Stored data:
* BEGIN *
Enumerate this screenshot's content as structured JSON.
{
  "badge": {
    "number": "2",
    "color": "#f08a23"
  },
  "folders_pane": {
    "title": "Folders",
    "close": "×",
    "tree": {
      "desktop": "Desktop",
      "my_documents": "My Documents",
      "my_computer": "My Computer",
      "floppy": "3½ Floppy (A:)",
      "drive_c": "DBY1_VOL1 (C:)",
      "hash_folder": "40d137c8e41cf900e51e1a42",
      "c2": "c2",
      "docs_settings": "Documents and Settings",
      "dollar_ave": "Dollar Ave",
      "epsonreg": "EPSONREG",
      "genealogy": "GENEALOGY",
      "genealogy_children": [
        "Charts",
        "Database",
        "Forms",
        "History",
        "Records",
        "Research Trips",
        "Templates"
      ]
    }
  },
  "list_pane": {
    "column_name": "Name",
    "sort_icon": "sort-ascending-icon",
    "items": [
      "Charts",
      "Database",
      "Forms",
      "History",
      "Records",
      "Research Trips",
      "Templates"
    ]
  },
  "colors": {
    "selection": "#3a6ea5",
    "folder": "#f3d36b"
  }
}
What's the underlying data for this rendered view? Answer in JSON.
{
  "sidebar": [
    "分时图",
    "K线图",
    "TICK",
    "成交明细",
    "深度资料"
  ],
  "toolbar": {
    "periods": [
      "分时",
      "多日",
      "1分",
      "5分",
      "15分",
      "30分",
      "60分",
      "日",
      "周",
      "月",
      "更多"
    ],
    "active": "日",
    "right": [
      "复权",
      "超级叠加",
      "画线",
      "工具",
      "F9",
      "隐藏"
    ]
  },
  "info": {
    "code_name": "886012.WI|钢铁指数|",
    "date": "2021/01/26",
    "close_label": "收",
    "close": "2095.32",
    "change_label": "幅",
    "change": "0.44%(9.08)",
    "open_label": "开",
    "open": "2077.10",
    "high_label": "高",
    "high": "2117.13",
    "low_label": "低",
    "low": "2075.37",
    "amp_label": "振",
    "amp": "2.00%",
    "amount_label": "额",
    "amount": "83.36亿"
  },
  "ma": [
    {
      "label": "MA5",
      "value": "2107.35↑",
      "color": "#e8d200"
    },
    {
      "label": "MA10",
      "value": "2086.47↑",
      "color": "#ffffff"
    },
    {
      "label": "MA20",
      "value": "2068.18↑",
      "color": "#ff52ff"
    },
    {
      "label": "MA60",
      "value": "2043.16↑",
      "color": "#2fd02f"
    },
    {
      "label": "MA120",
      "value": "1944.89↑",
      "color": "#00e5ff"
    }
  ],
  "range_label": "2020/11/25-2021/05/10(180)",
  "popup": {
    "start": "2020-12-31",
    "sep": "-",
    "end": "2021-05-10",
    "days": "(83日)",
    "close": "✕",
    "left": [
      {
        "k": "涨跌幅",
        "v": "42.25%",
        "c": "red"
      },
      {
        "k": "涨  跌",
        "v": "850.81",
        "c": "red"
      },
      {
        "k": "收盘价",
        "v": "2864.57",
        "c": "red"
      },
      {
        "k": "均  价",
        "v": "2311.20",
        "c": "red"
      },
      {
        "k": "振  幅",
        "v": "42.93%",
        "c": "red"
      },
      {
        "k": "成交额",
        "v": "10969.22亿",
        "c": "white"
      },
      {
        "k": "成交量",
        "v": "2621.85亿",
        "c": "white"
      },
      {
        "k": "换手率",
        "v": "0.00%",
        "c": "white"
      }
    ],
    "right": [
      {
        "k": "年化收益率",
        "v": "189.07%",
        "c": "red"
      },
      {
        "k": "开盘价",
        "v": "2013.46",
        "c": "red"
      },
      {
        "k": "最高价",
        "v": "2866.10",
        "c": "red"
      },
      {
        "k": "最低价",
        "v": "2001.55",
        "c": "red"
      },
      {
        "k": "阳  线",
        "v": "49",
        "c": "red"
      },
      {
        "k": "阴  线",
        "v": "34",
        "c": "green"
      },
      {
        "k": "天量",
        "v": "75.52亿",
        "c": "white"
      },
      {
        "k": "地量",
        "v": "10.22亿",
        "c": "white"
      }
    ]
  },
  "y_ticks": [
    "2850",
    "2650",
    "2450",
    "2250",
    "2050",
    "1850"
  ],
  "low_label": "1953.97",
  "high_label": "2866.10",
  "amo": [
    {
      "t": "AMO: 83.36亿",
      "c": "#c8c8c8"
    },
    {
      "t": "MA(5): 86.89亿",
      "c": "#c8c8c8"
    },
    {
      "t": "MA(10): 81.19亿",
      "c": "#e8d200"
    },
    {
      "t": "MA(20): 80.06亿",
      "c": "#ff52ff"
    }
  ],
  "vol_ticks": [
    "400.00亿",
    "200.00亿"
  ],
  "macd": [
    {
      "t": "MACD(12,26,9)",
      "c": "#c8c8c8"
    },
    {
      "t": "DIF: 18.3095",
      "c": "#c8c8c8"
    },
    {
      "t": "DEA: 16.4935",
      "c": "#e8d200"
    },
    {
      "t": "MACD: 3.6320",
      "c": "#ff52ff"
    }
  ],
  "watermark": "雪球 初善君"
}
* END *
#### [Aim]
Return every line of the material exactly.

#### [The reply]
Enumerate this screenshot's content as structured JSON.
{
  "badge": {
    "number": "2",
    "color": "#f08a23"
  },
  "folders_pane": {
    "title": "Folders",
    "close": "×",
    "tree": {
      "desktop": "Desktop",
      "my_documents": "My Documents",
      "my_computer": "My Computer",
      "floppy": "3½ Floppy (A:)",
      "drive_c": "DBY1_VOL1 (C:)",
      "hash_folder": "40d137c8e41cf900e51e1a42",
      "c2": "c2",
      "docs_settings": "Documents and Settings",
      "dollar_ave": "Dollar Ave",
      "epsonreg": "EPSONREG",
      "genealogy": "GENEALOGY",
      "genealogy_children": [
        "Charts",
        "Database",
        "Forms",
        "History",
        "Records",
        "Research Trips",
        "Templates"
      ]
    }
  },
  "list_pane": {
    "column_name": "Name",
    "sort_icon": "sort-ascending-icon",
    "items": [
      "Charts",
      "Database",
      "Forms",
      "History",
      "Records",
      "Research Trips",
      "Templates"
    ]
  },
  "colors": {
    "selection": "#3a6ea5",
    "folder": "#f3d36b"
  }
}
What's the underlying data for this rendered view? Answer in JSON.
{
  "sidebar": [
    "分时图",
    "K线图",
    "TICK",
    "成交明细",
    "深度资料"
  ],
  "toolbar": {
    "periods": [
      "分时",
      "多日",
      "1分",
      "5分",
      "15分",
      "30分",
      "60分",
      "日",
      "周",
      "月",
      "更多"
    ],
    "active": "日",
    "right": [
      "复权",
      "超级叠加",
      "画线",
      "工具",
      "F9",
      "隐藏"
    ]
  },
  "info": {
    "code_name": "886012.WI|钢铁指数|",
    "date": "2021/01/26",
    "close_label": "收",
    "close": "2095.32",
    "change_label": "幅",
    "change": "0.44%(9.08)",
    "open_label": "开",
    "open": "2077.10",
    "high_label": "高",
    "high": "2117.13",
    "low_label": "低",
    "low": "2075.37",
    "amp_label": "振",
    "amp": "2.00%",
    "amount_label": "额",
    "amount": "83.36亿"
  },
  "ma": [
    {
      "label": "MA5",
      "value": "2107.35↑",
      "color": "#e8d200"
    },
    {
      "label": "MA10",
      "value": "2086.47↑",
      "color": "#ffffff"
    },
    {
      "label": "MA20",
      "value": "2068.18↑",
      "color": "#ff52ff"
    },
    {
      "label": "MA60",
      "value": "2043.16↑",
      "color": "#2fd02f"
    },
    {
      "label": "MA120",
      "value": "1944.89↑",
      "color": "#00e5ff"
    }
  ],
  "range_label": "2020/11/25-2021/05/10(180)",
  "popup": {
    "start": "2020-12-31",
    "sep": "-",
    "end": "2021-05-10",
    "days": "(83日)",
    "close": "✕",
    "left": [
      {
        "k": "涨跌幅",
        "v": "42.25%",
        "c": "red"
      },
      {
        "k": "涨  跌",
        "v": "850.81",
        "c": "red"
      },
      {
        "k": "收盘价",
        "v": "2864.57",
        "c": "red"
      },
      {
        "k": "均  价",
        "v": "2311.20",
        "c": "red"
      },
      {
        "k": "振  幅",
        "v": "42.93%",
        "c": "red"
      },
      {
        "k": "成交额",
        "v": "10969.22亿",
        "c": "white"
      },
      {
        "k": "成交量",
        "v": "2621.85亿",
        "c": "white"
      },
      {
        "k": "换手率",
        "v": "0.00%",
        "c": "white"
      }
    ],
    "right": [
      {
        "k": "年化收益率",
        "v": "189.07%",
        "c": "red"
      },
      {
        "k": "开盘价",
        "v": "2013.46",
        "c": "red"
      },
      {
        "k": "最高价",
        "v": "2866.10",
        "c": "red"
      },
      {
        "k": "最低价",
        "v": "2001.55",
        "c": "red"
      },
      {
        "k": "阳  线",
        "v": "49",
        "c": "red"
      },
      {
        "k": "阴  线",
        "v": "34",
        "c": "green"
      },
      {
        "k": "天量",
        "v": "75.52亿",
        "c": "white"
      },
      {
        "k": "地量",
        "v": "10.22亿",
        "c": "white"
      }
    ]
  },
  "y_ticks": [
    "2850",
    "2650",
    "2450",
    "2250",
    "2050",
    "1850"
  ],
  "low_label": "1953.97",
  "high_label": "2866.10",
  "amo": [
    {
      "t": "AMO: 83.36亿",
      "c": "#c8c8c8"
    },
    {
      "t": "MA(5): 86.89亿",
      "c": "#c8c8c8"
    },
    {
      "t": "MA(10): 81.19亿",
      "c": "#e8d200"
    },
    {
      "t": "MA(20): 80.06亿",
      "c": "#ff52ff"
    }
  ],
  "vol_ticks": [
    "400.00亿",
    "200.00亿"
  ],
  "macd": [
    {
      "t": "MACD(12,26,9)",
      "c": "#c8c8c8"
    },
    {
      "t": "DIF: 18.3095",
      "c": "#c8c8c8"
    },
    {
      "t": "DEA: 16.4935",
      "c": "#e8d200"
    },
    {
      "t": "MACD: 3.6320",
      "c": "#ff52ff"
    }
  ],
  "watermark": "雪球 初善君"
}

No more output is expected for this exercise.